• [To be done]: From the listing below, pull out every line where the string "Delete" appears.

[Records from a data source]
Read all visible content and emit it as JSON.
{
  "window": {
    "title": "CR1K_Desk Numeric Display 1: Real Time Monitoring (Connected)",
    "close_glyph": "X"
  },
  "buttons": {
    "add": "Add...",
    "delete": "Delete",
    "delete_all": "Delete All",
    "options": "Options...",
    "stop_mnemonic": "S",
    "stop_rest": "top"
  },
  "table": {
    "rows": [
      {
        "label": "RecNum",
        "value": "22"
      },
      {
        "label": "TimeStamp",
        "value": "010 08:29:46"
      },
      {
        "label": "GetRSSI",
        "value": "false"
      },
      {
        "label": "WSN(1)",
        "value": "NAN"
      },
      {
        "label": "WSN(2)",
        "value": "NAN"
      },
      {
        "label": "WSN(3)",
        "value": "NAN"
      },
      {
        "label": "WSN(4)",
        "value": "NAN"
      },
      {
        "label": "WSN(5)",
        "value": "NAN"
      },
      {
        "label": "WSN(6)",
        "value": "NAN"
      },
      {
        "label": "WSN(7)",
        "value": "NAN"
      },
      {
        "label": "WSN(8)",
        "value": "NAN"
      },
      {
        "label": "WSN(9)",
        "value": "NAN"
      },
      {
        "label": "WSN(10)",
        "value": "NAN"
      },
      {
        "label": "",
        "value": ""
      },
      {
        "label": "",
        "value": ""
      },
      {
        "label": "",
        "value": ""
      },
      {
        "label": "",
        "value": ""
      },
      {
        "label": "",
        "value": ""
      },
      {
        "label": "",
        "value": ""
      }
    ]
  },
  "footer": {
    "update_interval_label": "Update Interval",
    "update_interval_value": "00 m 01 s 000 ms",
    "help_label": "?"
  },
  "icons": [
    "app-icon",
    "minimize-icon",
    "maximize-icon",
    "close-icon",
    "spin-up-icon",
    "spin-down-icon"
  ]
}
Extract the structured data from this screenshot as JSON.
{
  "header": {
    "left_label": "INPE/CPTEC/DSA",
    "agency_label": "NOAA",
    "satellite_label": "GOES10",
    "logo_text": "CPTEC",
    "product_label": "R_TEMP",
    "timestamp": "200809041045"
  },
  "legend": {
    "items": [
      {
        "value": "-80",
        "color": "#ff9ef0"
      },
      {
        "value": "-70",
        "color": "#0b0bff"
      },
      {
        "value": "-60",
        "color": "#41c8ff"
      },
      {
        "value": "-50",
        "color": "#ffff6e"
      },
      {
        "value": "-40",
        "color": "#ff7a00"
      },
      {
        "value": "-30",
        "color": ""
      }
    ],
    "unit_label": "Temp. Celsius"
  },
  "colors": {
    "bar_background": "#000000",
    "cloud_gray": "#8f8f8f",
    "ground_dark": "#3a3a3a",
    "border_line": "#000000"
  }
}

• [Final result]:
    "delete": "Delete",
    "delete_all": "Delete All",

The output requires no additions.